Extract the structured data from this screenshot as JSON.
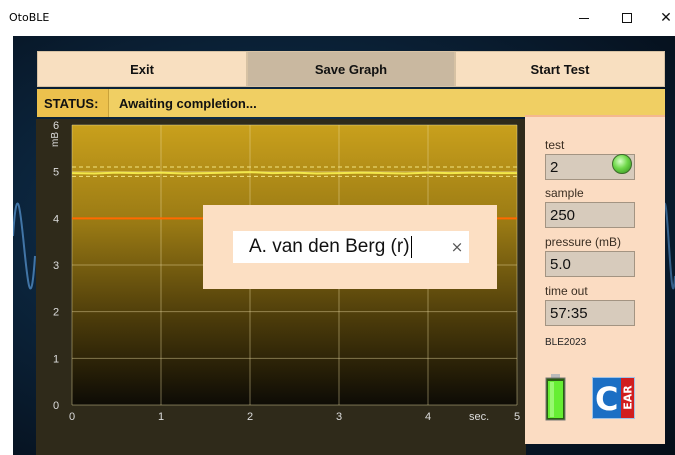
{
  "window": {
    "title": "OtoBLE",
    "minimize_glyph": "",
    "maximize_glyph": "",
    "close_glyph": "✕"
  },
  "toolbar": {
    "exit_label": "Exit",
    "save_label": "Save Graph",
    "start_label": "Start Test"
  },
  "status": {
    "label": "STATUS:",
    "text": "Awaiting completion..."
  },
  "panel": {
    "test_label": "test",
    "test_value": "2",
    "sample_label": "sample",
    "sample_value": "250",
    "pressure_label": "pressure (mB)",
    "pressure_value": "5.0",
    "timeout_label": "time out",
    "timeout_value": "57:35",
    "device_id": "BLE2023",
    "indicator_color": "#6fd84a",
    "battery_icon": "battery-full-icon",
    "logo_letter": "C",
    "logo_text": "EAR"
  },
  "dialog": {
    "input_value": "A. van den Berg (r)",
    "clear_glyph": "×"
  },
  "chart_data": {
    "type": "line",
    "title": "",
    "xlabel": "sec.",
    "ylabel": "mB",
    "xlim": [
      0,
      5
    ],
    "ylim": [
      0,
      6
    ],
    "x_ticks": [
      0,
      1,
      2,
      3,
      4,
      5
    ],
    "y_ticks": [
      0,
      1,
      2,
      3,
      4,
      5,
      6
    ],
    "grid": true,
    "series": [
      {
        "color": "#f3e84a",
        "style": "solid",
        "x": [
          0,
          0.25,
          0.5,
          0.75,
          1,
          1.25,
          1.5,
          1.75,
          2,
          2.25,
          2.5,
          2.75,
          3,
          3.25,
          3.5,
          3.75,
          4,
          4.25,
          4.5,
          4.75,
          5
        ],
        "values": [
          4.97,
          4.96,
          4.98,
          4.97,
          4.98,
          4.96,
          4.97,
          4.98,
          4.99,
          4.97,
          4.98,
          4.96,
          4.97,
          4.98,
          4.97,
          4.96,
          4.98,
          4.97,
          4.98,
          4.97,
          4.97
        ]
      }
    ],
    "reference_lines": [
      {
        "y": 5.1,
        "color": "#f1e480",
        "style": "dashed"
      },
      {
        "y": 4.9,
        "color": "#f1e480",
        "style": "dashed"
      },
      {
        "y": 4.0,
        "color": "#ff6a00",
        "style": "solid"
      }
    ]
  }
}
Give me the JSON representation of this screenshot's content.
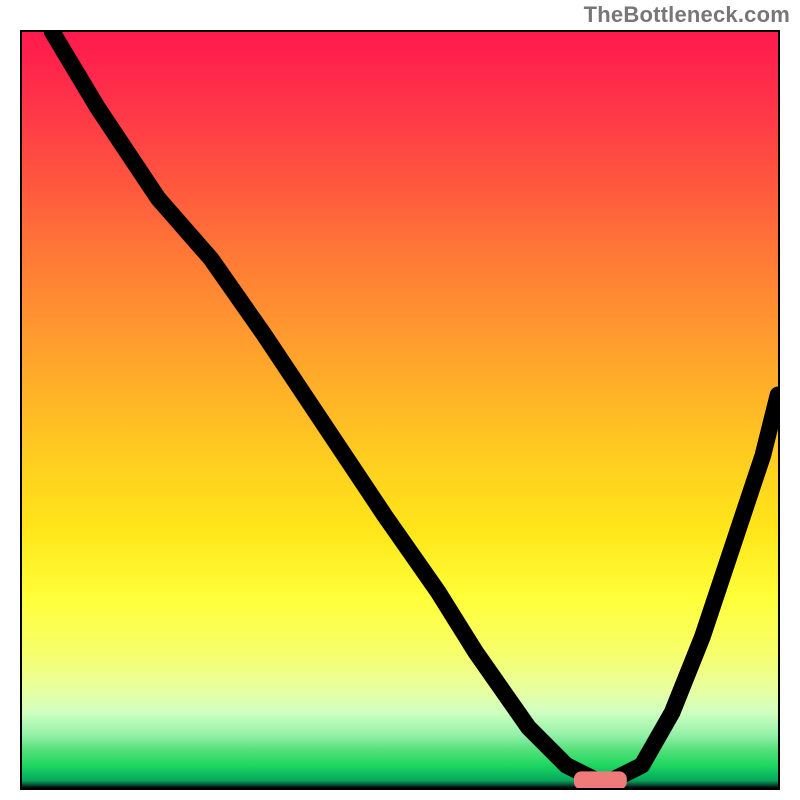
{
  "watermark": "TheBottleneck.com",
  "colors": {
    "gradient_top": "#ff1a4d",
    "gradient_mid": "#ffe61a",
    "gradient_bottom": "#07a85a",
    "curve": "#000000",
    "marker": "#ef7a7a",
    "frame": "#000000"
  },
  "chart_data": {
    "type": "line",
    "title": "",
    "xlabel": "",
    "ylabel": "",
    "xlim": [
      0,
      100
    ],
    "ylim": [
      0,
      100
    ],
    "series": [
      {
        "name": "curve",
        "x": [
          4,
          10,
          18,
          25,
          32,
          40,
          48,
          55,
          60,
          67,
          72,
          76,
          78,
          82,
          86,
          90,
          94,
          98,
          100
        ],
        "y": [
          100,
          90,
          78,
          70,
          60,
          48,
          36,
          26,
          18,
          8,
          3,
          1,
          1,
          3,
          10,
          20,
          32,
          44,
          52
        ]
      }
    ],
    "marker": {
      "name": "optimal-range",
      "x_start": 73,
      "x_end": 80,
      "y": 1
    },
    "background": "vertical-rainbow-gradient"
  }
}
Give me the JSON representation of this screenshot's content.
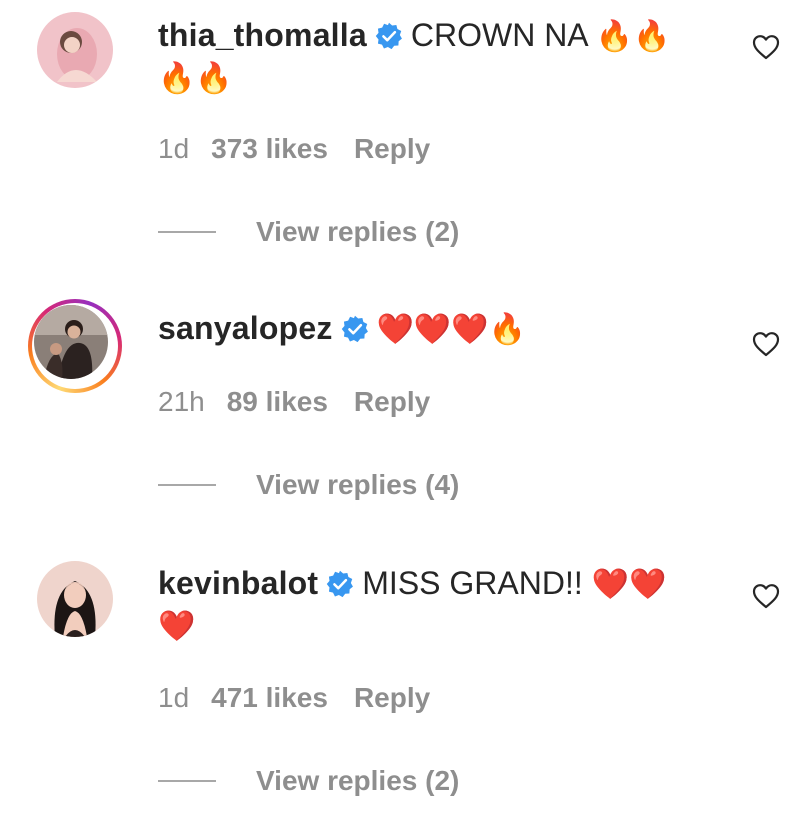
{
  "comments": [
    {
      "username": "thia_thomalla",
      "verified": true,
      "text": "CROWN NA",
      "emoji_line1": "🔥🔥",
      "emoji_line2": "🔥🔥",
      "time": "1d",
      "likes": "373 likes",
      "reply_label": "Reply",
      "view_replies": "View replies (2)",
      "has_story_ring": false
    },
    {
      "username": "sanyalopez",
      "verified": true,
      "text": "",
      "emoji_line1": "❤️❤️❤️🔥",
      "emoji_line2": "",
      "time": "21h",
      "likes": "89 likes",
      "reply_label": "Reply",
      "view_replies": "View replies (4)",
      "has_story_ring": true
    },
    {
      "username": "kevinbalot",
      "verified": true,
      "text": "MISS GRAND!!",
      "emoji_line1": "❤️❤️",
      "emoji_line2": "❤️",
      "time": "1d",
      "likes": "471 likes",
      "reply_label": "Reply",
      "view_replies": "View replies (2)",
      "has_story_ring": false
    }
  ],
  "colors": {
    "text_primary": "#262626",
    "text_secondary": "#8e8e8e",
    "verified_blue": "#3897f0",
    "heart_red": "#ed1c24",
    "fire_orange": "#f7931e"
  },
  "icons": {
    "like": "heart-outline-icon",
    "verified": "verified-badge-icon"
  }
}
┄┄┄┄┄┄
● **Challenge**
Transcribe all of the entries word for word, but skip any pictures they contain.

● **Task output**
Extract the structured data from this screenshot as JSON.
{
  "window": {
    "title": "OtoBLE",
    "minimize_glyph": "",
    "maximize_glyph": "",
    "close_glyph": "✕"
  },
  "toolbar": {
    "exit_label": "Exit",
    "save_label": "Save Graph",
    "start_label": "Start Test"
  },
  "status": {
    "label": "STATUS:",
    "text": "Awaiting completion..."
  },
  "panel": {
    "test_label": "test",
    "test_value": "2",
    "sample_label": "sample",
    "sample_value": "250",
    "pressure_label": "pressure (mB)",
    "pressure_value": "5.0",
    "timeout_label": "time out",
    "timeout_value": "57:35",
    "device_id": "BLE2023",
    "indicator_color": "#6fd84a",
    "battery_icon": "battery-full-icon",
    "logo_letter": "C",
    "logo_text": "EAR"
  },
  "dialog": {
    "input_value": "A. van den Berg (r)",
    "clear_glyph": "×"
  },
  "chart_data": {
    "type": "line",
    "title": "",
    "xlabel": "sec.",
    "ylabel": "mB",
    "xlim": [
      0,
      5
    ],
    "ylim": [
      0,
      6
    ],
    "x_ticks": [
      0,
      1,
      2,
      3,
      4,
      5
    ],
    "y_ticks": [
      0,
      1,
      2,
      3,
      4,
      5,
      6
    ],
    "grid": true,
    "series": [
      {
        "color": "#f3e84a",
        "style": "solid",
        "x": [
          0,
          0.25,
          0.5,
          0.75,
          1,
          1.25,
          1.5,
          1.75,
          2,
          2.25,
          2.5,
          2.75,
          3,
          3.25,
          3.5,
          3.75,
          4,
          4.25,
          4.5,
          4.75,
          5
        ],
        "values": [
          4.97,
          4.96,
          4.98,
          4.97,
          4.98,
          4.96,
          4.97,
          4.98,
          4.99,
          4.97,
          4.98,
          4.96,
          4.97,
          4.98,
          4.97,
          4.96,
          4.98,
          4.97,
          4.98,
          4.97,
          4.97
        ]
      }
    ],
    "reference_lines": [
      {
        "y": 5.1,
        "color": "#f1e480",
        "style": "dashed"
      },
      {
        "y": 4.9,
        "color": "#f1e480",
        "style": "dashed"
      },
      {
        "y": 4.0,
        "color": "#ff6a00",
        "style": "solid"
      }
    ]
  }
}
Give me the JSON representation of this screenshot's content.
{
  "watermark": "TheBottleneck.com",
  "colors": {
    "gradient_top": "#ff1a4d",
    "gradient_mid": "#ffe61a",
    "gradient_bottom": "#07a85a",
    "curve": "#000000",
    "marker": "#ef7a7a",
    "frame": "#000000"
  },
  "chart_data": {
    "type": "line",
    "title": "",
    "xlabel": "",
    "ylabel": "",
    "xlim": [
      0,
      100
    ],
    "ylim": [
      0,
      100
    ],
    "series": [
      {
        "name": "curve",
        "x": [
          4,
          10,
          18,
          25,
          32,
          40,
          48,
          55,
          60,
          67,
          72,
          76,
          78,
          82,
          86,
          90,
          94,
          98,
          100
        ],
        "y": [
          100,
          90,
          78,
          70,
          60,
          48,
          36,
          26,
          18,
          8,
          3,
          1,
          1,
          3,
          10,
          20,
          32,
          44,
          52
        ]
      }
    ],
    "marker": {
      "name": "optimal-range",
      "x_start": 73,
      "x_end": 80,
      "y": 1
    },
    "background": "vertical-rainbow-gradient"
  }
}
Give me the JSON representation of this screenshot's content.
{
  "comments": [
    {
      "username": "thia_thomalla",
      "verified": true,
      "text": "CROWN NA",
      "emoji_line1": "🔥🔥",
      "emoji_line2": "🔥🔥",
      "time": "1d",
      "likes": "373 likes",
      "reply_label": "Reply",
      "view_replies": "View replies (2)",
      "has_story_ring": false
    },
    {
      "username": "sanyalopez",
      "verified": true,
      "text": "",
      "emoji_line1": "❤️❤️❤️🔥",
      "emoji_line2": "",
      "time": "21h",
      "likes": "89 likes",
      "reply_label": "Reply",
      "view_replies": "View replies (4)",
      "has_story_ring": true
    },
    {
      "username": "kevinbalot",
      "verified": true,
      "text": "MISS GRAND!!",
      "emoji_line1": "❤️❤️",
      "emoji_line2": "❤️",
      "time": "1d",
      "likes": "471 likes",
      "reply_label": "Reply",
      "view_replies": "View replies (2)",
      "has_story_ring": false
    }
  ],
  "colors": {
    "text_primary": "#262626",
    "text_secondary": "#8e8e8e",
    "verified_blue": "#3897f0",
    "heart_red": "#ed1c24",
    "fire_orange": "#f7931e"
  },
  "icons": {
    "like": "heart-outline-icon",
    "verified": "verified-badge-icon"
  }
}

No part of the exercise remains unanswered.